■ 文書抜粋
--------------------------------

「劣化」その他

内田樹*1「ネット上の発言の劣化について」http://blog.tatsuru.com/2011/08/01_1108.php


内田氏の最近の言説には興味深いものが多く、幾つかコメントを試みたいものがあるのだが、或る事情からこのエントリーを優先することにする。あの、遺憾ながら(字義的な意味では)逝っていない布引洋*2がこのエントリーを採り上げて、また例の邪悪な想像力を駆使しつつ、内田樹=「エアーな原発御用学者」に仕立て上げようとしていたのだった*3。この妄想の妥当性は、内田氏と布引洋の文を読み比べれば一目瞭然だと思うので、ここで詳しく論ずることはしない。
内田氏のエントリーには「原発」のゲの字も出てこない。ただ色々と興味深い文章であることはたしかだ。


個人的印象だが、ネット上での匿名発言の劣化がさらに進んでいるように見える。
攻撃的なコメントが一層断定的になり、かつ非論理的になり、口調が暴力的になってきている。
冒頭の一節。「ネット上での匿名発言」って10年以上前から酷かったのでは? だから内田氏もことある毎に「匿名発言」批判を行ってきた筈なのだ。さらに(例えば)最近数か月という単位で「劣化」が進んだのか。少なくとも俺にはその実感はない。チェルノブイリ福島原発との比較みたいなものなのだろうか。勿論、放出された放射性物質の量とかを指標として客観的に比較することはできるだろう*4。しかし、「個人的印象」でいえば、どちらも酷い事故であり、どっちが酷くてどっちがましかということは意味を持たないのだ。内田氏のテクストに戻ると、この後、メディア状況のネタに話が転じられるのだが、それは〈戦後文化論〉とでもいうべき尺度の問題であり、「劣化」が最近数か月の問題であれば、それとは吊り合わないことになる。

かつてマスメディアが言論の場を実効支配していた時代があった。
讀賣新聞1400万部、朝日新聞800万部、「紅白歌合戦」の視聴率が80%だった時代の話である。
その頃の日本人は子どもも大人も、男も女も、知識人も労働者も、「だいたい同じような情報」を共有することができた。
政治的意見にしても、全国紙の社説のどれかに「自分といちばん近いもの」を探し出して、とりあえずそれに同調することができた。
「国論を二分する」というような劇的な国民的亀裂は60年安保から後は見ることができない。
国民のほとんどはは、朝日から産経まで、どれかの新聞の社説を「口真似する」というかたちで自分の意見を表明することができたのである。
それらのセンテンスはほぼ同じ構文で書かれ、ほぼ同じ語彙を共有しており、ほぼ同じ論理に従い、未来予測や事実評価にずれはあっても、事実関係そのものを争うことはまずなかった。
それだけ言説統制が強かったというふうにも言えるし、それだけ対話的環境が整っていたとも言える。
ものごとには良い面と悪い面がある。
ともかく、そのようにして、マスメディアが一元的に情報を独占する代償として、情報へのアクセスの平準化が担保されていた。
誰でも同じような手間暇をかければ、同じようなクオリティの情報にアクセスできた。

--------------------------------

■ データ抜粋
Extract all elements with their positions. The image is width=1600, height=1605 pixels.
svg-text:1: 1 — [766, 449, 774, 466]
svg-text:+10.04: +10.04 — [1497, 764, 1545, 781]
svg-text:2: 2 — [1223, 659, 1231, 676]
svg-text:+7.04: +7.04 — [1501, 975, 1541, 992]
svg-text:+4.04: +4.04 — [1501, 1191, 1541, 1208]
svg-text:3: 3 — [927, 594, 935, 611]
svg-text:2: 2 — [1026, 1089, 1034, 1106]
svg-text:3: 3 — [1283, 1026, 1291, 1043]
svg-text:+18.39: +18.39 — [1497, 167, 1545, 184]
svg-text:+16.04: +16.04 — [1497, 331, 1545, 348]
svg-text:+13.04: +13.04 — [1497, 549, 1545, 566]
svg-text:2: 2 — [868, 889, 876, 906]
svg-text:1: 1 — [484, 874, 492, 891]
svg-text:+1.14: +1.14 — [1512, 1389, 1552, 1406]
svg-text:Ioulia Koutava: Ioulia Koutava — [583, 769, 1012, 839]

--------------------------------

■ 課題の詳細
文書抜粋のうち、「讀賣新聞1400万部、朝日新」から「から後は見ることができない。」までを両端も含めて一字も変えずに書き写すこと。 記録は参照しなくてよい。

■ 課題の解答
讀賣新聞1400万部、朝日新聞800万部、「紅白歌合戦」の視聴率が80%だった時代の話である。
その頃の日本人は子どもも大人も、男も女も、知識人も労働者も、「だいたい同じような情報」を共有することができた。
政治的意見にしても、全国紙の社説のどれかに「自分といちばん近いもの」を探し出して、とりあえずそれに同調することができた。
「国論を二分する」というような劇的な国民的亀裂は60年安保から後は見ることができない。